QUOTED PASSAGE:
An update on the Coast IRB sting
There has been plenty of discussion about Coast IRB and the resulting implications of the governmental sting, including closure of the company (which reported an annual revenue of $9.3 million US dollars in 2008). Most of the discussion focuses on how irresponsible the people at Coast IRB were, how easily they were “duped” and how the monitoring of private-for-profit ethics review boards must be much more vigilant. I was at first planning on being somewhat unpopular here by saying that I still don’t think that Coast wasn’t doing their job, as an ethics review board. But I’ve since found out more details about the government sting since my original posting.
I will, however, reiterate that any ethics review board, private or housed within a hospital or academic setting, could have fallen victim to some of the aspects of the sting. What the sting demonstrated was that Coast didn’t do their homework in a few particular ways. At first I thought, from the details about the case that were available, that the kind of homework Coast didn’t do was the kind of homework that most ethics review boards typically don’t do, but I’ve since found out otherwise.

DATA UNDER STUDY:
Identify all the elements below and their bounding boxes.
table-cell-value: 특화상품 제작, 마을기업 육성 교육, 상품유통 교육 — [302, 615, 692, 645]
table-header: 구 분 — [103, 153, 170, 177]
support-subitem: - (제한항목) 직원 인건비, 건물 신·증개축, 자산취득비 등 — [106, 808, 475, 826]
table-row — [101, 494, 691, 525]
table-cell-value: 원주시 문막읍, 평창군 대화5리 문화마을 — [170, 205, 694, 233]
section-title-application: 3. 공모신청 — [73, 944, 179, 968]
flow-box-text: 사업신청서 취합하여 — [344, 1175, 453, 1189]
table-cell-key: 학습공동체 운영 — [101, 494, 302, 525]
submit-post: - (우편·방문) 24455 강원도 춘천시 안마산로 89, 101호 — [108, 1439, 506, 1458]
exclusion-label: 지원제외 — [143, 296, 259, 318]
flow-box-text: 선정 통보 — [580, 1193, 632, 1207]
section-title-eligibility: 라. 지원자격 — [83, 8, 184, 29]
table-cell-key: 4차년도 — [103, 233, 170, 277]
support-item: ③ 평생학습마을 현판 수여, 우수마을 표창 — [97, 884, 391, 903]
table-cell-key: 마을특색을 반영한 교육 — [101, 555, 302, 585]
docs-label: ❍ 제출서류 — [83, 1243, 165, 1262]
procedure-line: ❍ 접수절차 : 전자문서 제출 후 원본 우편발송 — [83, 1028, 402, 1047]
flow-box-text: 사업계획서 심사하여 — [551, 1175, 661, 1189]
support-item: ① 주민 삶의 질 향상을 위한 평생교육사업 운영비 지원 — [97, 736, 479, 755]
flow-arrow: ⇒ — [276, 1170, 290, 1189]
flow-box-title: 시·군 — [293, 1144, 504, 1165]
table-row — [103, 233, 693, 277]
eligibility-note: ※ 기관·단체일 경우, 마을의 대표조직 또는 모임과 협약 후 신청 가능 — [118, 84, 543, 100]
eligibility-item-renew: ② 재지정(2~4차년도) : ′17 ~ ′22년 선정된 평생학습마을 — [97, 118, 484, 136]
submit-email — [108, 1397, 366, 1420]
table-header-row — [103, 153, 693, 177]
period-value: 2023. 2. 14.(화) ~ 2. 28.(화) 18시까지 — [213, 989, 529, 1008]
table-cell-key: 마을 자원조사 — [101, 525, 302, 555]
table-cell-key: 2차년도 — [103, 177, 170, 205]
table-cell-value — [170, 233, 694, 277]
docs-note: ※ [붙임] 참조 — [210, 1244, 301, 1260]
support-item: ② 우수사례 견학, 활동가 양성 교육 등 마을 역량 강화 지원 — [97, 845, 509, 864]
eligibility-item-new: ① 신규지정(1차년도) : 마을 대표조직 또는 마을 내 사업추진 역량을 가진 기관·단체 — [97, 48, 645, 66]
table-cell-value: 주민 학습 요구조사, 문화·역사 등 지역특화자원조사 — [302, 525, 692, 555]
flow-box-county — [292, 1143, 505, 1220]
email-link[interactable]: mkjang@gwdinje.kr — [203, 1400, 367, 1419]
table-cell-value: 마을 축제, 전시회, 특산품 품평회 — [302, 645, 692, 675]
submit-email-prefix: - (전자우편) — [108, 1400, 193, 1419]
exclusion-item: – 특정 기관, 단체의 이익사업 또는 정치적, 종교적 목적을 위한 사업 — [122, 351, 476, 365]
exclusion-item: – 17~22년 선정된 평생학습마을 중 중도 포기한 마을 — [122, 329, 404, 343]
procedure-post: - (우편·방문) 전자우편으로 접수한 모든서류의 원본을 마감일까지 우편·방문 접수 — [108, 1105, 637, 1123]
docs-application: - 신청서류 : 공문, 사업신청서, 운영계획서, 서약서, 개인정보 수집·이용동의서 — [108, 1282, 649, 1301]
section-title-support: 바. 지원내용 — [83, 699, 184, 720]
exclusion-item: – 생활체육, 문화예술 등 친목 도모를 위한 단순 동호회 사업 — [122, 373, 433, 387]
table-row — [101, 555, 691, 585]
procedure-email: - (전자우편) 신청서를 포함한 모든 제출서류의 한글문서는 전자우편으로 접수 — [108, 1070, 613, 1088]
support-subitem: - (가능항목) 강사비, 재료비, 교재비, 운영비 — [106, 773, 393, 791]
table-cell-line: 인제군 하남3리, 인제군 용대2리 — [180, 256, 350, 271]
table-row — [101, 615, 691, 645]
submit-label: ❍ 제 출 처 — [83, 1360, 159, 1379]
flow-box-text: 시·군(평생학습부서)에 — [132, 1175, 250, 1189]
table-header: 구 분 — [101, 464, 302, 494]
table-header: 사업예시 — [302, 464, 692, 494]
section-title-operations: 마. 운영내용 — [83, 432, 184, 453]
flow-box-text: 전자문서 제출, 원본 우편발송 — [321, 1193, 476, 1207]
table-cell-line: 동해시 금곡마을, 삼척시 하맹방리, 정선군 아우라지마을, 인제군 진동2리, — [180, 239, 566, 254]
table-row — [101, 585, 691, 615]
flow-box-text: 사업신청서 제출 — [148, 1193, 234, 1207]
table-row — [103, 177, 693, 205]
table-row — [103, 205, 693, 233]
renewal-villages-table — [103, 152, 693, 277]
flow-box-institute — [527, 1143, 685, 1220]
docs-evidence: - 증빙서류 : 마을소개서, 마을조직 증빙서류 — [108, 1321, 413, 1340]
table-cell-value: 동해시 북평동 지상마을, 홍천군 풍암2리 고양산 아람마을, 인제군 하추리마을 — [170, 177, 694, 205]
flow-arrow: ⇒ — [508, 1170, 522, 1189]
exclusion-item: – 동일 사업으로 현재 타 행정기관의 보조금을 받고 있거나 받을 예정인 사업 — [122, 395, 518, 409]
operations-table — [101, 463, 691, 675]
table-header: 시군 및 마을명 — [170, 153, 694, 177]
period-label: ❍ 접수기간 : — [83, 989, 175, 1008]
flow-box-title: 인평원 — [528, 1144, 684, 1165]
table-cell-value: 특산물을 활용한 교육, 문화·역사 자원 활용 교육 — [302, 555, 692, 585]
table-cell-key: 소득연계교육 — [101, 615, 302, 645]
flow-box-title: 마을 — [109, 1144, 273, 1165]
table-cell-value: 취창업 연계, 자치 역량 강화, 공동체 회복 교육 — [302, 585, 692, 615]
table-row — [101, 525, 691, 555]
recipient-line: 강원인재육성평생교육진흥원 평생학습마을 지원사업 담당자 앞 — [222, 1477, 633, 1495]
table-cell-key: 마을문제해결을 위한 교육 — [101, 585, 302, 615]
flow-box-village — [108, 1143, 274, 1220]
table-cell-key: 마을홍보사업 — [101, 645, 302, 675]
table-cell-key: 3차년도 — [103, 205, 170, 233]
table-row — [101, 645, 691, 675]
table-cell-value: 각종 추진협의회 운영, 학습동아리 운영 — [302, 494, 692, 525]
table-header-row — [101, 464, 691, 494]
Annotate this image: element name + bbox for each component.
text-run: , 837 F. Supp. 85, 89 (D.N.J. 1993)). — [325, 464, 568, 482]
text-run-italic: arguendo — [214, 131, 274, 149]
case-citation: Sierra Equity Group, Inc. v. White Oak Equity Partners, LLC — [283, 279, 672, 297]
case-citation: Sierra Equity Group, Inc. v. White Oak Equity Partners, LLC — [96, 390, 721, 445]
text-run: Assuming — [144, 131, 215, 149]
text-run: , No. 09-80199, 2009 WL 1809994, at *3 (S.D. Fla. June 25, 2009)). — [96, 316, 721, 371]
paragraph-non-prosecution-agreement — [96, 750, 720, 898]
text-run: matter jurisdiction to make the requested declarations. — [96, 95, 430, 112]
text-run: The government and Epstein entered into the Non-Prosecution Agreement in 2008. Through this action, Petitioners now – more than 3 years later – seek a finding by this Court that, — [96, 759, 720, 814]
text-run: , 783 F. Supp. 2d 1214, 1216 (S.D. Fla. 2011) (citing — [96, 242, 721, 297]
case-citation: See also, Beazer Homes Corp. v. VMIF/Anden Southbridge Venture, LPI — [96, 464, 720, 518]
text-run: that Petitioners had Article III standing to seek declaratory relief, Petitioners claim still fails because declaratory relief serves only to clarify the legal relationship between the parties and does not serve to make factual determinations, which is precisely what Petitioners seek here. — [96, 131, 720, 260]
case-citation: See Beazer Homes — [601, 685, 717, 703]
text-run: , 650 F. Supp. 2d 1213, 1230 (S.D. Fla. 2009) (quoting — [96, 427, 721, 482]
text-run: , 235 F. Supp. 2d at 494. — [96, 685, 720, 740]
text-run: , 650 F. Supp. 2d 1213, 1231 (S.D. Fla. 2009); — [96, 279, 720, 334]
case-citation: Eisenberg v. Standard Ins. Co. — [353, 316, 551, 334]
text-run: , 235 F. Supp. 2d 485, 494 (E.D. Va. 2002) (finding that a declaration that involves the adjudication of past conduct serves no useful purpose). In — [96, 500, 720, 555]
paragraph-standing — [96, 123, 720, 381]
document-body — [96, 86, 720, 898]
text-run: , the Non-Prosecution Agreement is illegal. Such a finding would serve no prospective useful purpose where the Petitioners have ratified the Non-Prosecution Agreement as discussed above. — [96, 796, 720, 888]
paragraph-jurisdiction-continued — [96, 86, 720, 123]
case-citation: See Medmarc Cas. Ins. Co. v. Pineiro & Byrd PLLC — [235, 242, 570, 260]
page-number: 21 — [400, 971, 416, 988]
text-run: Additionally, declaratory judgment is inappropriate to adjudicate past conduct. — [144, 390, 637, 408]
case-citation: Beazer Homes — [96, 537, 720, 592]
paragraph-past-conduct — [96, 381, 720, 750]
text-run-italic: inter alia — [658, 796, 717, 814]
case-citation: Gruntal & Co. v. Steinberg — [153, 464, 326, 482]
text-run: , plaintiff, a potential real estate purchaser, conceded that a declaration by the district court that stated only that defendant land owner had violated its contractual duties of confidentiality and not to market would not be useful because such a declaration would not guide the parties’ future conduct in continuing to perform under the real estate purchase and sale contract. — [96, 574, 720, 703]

EXERCISE REQUIREMENTS: In everything from "I will, however, reiterate" down to "found out otherwise." in the Coast IRB post, rename "homework" as "groundwork" and give that part again. The items have nothing to do with the Coast IRB post.

OUTPUT FOR THIS TASK:
I will, however, reiterate that any ethics review board, private or housed within a hospital or academic setting, could have fallen victim to some of the aspects of the sting. What the sting demonstrated was that Coast didn’t do their groundwork in a few particular ways. At first I thought, from the details about the case that were available, that the kind of groundwork Coast didn’t do was the kind of groundwork that most ethics review boards typically don’t do, but I’ve since found out otherwise.